Below is a block of records; return all of them exactly, but without the images.

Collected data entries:
* * * *

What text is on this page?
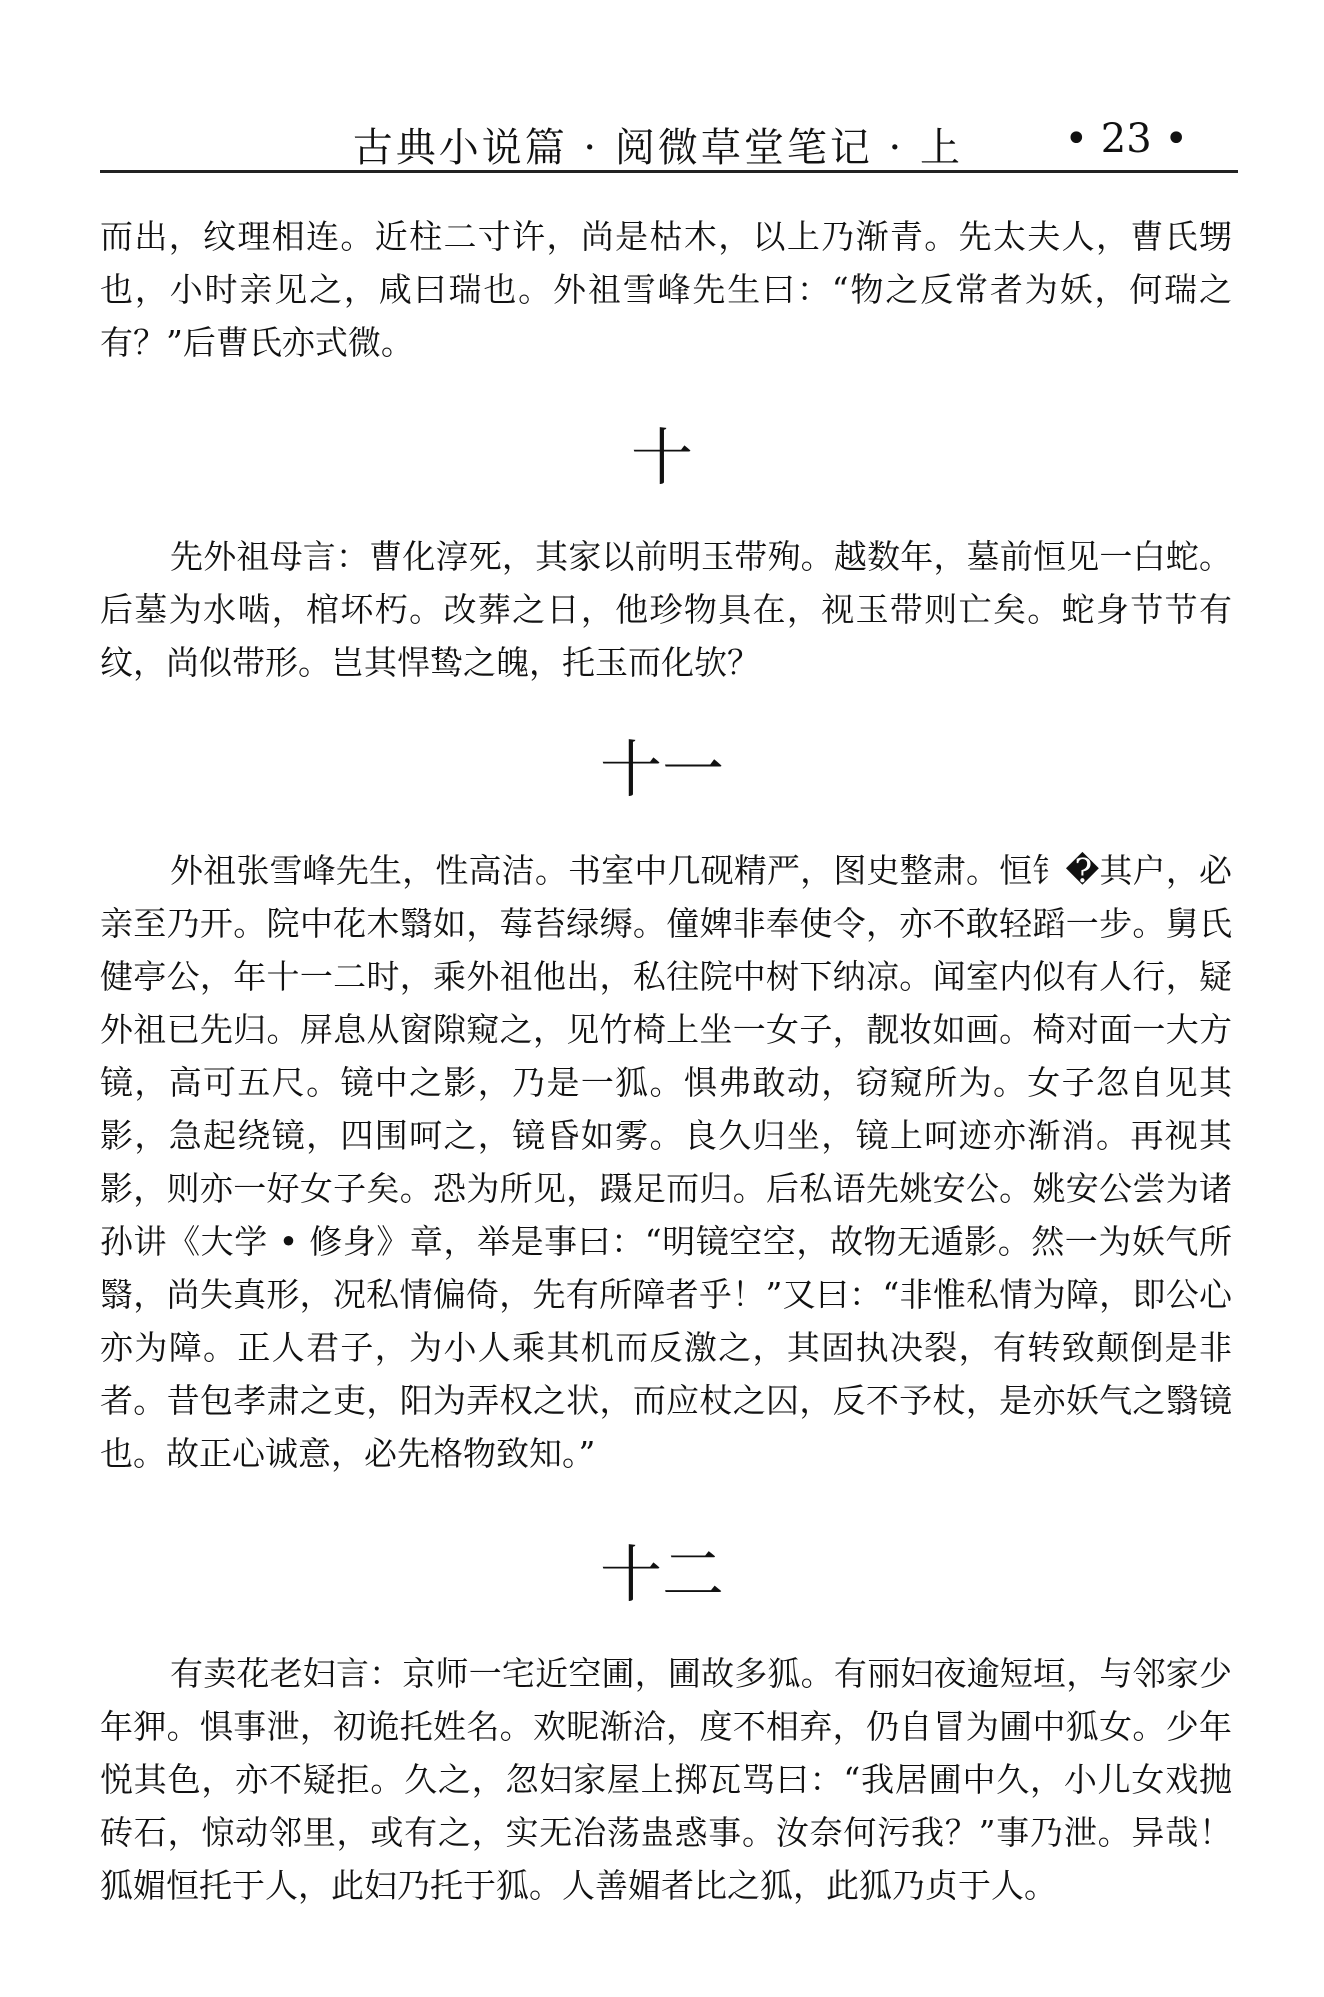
古典小说篇 · 阅微草堂笔记 · 上	• 23 •

而出，纹理相连。近柱二寸许，尚是枯木，以上乃渐青。先太夫人，曹氏甥也，小时亲见之，咸曰瑞也。外祖雪峰先生曰：“物之反常者为妖，何瑞之有？”后曹氏亦式微。

十

先外祖母言：曹化淳死，其家以前明玉带殉。越数年，墓前恒见一白蛇。后墓为水啮，棺坏朽。改葬之日，他珍物具在，视玉带则亡矣。蛇身节节有纹，尚似带形。岂其悍鸷之魄，托玉而化欤？

十一

外祖张雪峰先生，性高洁。书室中几砚精严，图史整肃。恒钅�其户，必亲至乃开。院中花木翳如，莓苔绿缛。僮婢非奉使令，亦不敢轻蹈一步。舅氏健亭公，年十一二时，乘外祖他出，私往院中树下纳凉。闻室内似有人行，疑外祖已先归。屏息从窗隙窥之，见竹椅上坐一女子，靓妆如画。椅对面一大方镜，高可五尺。镜中之影，乃是一狐。惧弗敢动，窃窥所为。女子忽自见其影，急起绕镜，四围呵之，镜昏如雾。良久归坐，镜上呵迹亦渐消。再视其影，则亦一好女子矣。恐为所见，蹑足而归。后私语先姚安公。姚安公尝为诸孙讲《大学 • 修身》章，举是事曰：“明镜空空，故物无遁影。然一为妖气所翳，尚失真形，况私情偏倚，先有所障者乎！”又曰：“非惟私情为障，即公心亦为障。正人君子，为小人乘其机而反激之，其固执决裂，有转致颠倒是非者。昔包孝肃之吏，阳为弄权之状，而应杖之囚，反不予杖，是亦妖气之翳镜也。故正心诚意，必先格物致知。”

十二

有卖花老妇言：京师一宅近空圃，圃故多狐。有丽妇夜逾短垣，与邻家少年狎。惧事泄，初诡托姓名。欢昵渐洽，度不相弃，仍自冒为圃中狐女。少年悦其色，亦不疑拒。久之，忽妇家屋上掷瓦骂曰：“我居圃中久，小儿女戏抛砖石，惊动邻里，或有之，实无冶荡蛊惑事。汝奈何污我？”事乃泄。异哉！狐媚恒托于人，此妇乃托于狐。人善媚者比之狐，此狐乃贞于人。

* * * *

▶ The completed task
What text is on this page?
古典小说篇 · 阅微草堂笔记 · 上	• 23 •

而出，纹理相连。近柱二寸许，尚是枯木，以上乃渐青。先太夫人，曹氏甥也，小时亲见之，咸曰瑞也。外祖雪峰先生曰：“物之反常者为妖，何瑞之有？”后曹氏亦式微。

十

先外祖母言：曹化淳死，其家以前明玉带殉。越数年，墓前恒见一白蛇。后墓为水啮，棺坏朽。改葬之日，他珍物具在，视玉带则亡矣。蛇身节节有纹，尚似带形。岂其悍鸷之魄，托玉而化欤？

十一

外祖张雪峰先生，性高洁。书室中几砚精严，图史整肃。恒钅�其户，必亲至乃开。院中花木翳如，莓苔绿缛。僮婢非奉使令，亦不敢轻蹈一步。舅氏健亭公，年十一二时，乘外祖他出，私往院中树下纳凉。闻室内似有人行，疑外祖已先归。屏息从窗隙窥之，见竹椅上坐一女子，靓妆如画。椅对面一大方镜，高可五尺。镜中之影，乃是一狐。惧弗敢动，窃窥所为。女子忽自见其影，急起绕镜，四围呵之，镜昏如雾。良久归坐，镜上呵迹亦渐消。再视其影，则亦一好女子矣。恐为所见，蹑足而归。后私语先姚安公。姚安公尝为诸孙讲《大学 • 修身》章，举是事曰：“明镜空空，故物无遁影。然一为妖气所翳，尚失真形，况私情偏倚，先有所障者乎！”又曰：“非惟私情为障，即公心亦为障。正人君子，为小人乘其机而反激之，其固执决裂，有转致颠倒是非者。昔包孝肃之吏，阳为弄权之状，而应杖之囚，反不予杖，是亦妖气之翳镜也。故正心诚意，必先格物致知。”

十二

有卖花老妇言：京师一宅近空圃，圃故多狐。有丽妇夜逾短垣，与邻家少年狎。惧事泄，初诡托姓名。欢昵渐洽，度不相弃，仍自冒为圃中狐女。少年悦其色，亦不疑拒。久之，忽妇家屋上掷瓦骂曰：“我居圃中久，小儿女戏抛砖石，惊动邻里，或有之，实无冶荡蛊惑事。汝奈何污我？”事乃泄。异哉！狐媚恒托于人，此妇乃托于狐。人善媚者比之狐，此狐乃贞于人。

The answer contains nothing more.